### Task prompt:
Go through the listing and return every line with "adapter" in it.

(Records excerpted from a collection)
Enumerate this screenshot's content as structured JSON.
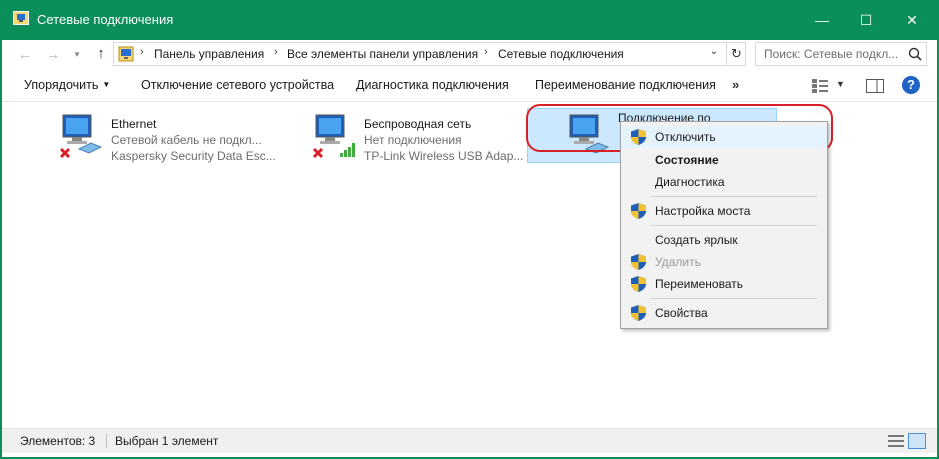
{
  "window": {
    "title": "Сетевые подключения",
    "accent_color": "#0a8f5a",
    "minimize_glyph": "—",
    "maximize_glyph": "☐",
    "close_glyph": "✕"
  },
  "address_bar": {
    "breadcrumbs": [
      "Панель управления",
      "Все элементы панели управления",
      "Сетевые подключения"
    ],
    "search_placeholder": "Поиск: Сетевые подкл..."
  },
  "toolbar": {
    "organize_label": "Упорядочить",
    "disable_device_label": "Отключение сетевого устройства",
    "diagnose_label": "Диагностика подключения",
    "rename_label": "Переименование подключения",
    "more_label": "»",
    "help_label": "?"
  },
  "connections": [
    {
      "name": "Ethernet",
      "status": "Сетевой кабель не подкл...",
      "adapter": "Kaspersky Security Data Esc...",
      "icon": "ethernet-disconnected-icon"
    },
    {
      "name": "Беспроводная сеть",
      "status": "Нет подключения",
      "adapter": "TP-Link Wireless USB Adap...",
      "icon": "wireless-disconnected-icon"
    },
    {
      "name": "Подключение по",
      "status": "",
      "adapter": "",
      "icon": "network-connection-icon",
      "selected": true
    }
  ],
  "context_menu": {
    "items": [
      {
        "label": "Отключить",
        "shield": true,
        "highlighted": true
      },
      {
        "label": "Состояние",
        "bold": true
      },
      {
        "label": "Диагностика"
      },
      {
        "label": "Настройка моста",
        "shield": true
      },
      {
        "label": "Создать ярлык"
      },
      {
        "label": "Удалить",
        "shield": true,
        "disabled": true
      },
      {
        "label": "Переименовать",
        "shield": true
      },
      {
        "label": "Свойства",
        "shield": true
      }
    ]
  },
  "status_bar": {
    "items_count": "Элементов: 3",
    "selected_count": "Выбран 1 элемент"
  },
  "highlight_color": "#d9202a"
}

### Output for this exercise:
      "adapter": "Kaspersky Security Data Esc...",
      "adapter": "TP-Link Wireless USB Adap...",
      "adapter": "",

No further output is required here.